### Brief
Every line that includes the word "used" is to be listed.

### Material provided
___
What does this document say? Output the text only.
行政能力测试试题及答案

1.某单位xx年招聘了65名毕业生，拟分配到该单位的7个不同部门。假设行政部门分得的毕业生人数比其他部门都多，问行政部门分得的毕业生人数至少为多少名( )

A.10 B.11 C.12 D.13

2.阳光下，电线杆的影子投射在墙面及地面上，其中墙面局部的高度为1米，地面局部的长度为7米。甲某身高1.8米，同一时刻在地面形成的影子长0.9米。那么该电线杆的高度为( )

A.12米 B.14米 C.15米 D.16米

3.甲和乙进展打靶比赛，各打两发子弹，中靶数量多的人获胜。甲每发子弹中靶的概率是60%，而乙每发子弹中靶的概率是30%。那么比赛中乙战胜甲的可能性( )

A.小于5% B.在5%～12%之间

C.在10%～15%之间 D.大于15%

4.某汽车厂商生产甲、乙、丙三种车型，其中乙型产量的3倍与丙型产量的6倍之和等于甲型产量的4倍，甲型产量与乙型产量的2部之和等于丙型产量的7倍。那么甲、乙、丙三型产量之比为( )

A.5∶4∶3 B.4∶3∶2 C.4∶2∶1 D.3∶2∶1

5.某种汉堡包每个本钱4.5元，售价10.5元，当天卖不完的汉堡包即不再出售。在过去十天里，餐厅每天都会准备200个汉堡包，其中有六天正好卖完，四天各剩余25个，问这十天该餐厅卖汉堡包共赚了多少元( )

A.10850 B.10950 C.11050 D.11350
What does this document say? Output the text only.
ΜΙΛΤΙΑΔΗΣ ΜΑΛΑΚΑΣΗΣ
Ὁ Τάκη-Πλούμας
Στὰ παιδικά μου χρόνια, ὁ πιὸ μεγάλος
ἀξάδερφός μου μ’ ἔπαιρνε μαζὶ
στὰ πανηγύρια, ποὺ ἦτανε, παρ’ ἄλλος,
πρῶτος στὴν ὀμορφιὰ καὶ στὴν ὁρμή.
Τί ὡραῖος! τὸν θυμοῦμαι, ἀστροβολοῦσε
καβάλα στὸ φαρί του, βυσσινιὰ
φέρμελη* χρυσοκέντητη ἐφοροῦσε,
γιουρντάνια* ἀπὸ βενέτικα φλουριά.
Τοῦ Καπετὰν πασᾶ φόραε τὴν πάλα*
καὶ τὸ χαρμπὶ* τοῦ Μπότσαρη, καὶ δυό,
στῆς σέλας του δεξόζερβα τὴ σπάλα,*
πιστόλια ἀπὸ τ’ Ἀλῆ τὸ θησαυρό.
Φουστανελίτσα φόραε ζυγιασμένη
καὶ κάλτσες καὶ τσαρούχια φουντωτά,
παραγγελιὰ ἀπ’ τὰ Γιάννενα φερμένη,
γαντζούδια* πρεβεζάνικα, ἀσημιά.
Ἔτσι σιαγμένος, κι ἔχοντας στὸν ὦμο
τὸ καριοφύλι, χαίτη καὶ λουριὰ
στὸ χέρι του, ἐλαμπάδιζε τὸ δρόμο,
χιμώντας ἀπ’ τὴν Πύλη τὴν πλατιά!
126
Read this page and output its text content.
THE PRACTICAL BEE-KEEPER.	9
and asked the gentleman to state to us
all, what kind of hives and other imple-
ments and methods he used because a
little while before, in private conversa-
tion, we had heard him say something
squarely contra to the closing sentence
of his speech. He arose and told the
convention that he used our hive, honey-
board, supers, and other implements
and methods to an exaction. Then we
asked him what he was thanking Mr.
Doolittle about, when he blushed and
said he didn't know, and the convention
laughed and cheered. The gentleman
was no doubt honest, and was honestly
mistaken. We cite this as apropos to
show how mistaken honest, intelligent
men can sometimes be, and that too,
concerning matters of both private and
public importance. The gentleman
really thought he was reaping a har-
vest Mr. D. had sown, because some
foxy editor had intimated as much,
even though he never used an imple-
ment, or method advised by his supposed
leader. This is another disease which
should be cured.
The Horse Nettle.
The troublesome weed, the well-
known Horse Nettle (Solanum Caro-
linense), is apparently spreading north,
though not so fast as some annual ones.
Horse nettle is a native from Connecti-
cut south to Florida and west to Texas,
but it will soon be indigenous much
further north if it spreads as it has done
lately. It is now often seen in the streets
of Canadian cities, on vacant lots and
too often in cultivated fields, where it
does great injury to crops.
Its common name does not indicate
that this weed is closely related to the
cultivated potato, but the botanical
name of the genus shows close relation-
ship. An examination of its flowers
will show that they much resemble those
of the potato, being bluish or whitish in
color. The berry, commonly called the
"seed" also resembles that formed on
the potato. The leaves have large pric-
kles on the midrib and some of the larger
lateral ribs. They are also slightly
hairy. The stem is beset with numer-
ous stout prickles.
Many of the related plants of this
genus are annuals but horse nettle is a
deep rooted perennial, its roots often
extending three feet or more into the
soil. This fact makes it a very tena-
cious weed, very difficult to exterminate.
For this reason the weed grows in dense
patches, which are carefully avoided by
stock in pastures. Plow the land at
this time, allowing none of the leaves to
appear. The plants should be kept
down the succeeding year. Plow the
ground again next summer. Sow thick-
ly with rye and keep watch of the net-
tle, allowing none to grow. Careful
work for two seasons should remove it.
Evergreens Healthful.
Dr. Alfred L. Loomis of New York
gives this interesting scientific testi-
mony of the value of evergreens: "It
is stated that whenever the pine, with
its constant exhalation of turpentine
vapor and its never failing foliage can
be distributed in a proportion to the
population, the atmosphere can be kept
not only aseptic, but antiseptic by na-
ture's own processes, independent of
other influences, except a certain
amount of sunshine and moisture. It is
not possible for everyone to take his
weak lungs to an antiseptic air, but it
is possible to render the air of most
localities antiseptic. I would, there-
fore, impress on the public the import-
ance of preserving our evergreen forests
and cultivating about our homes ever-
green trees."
___
### Answer to the problem
ments and methods he used because a
convention that he used our hive, honey-
even though he never used an imple-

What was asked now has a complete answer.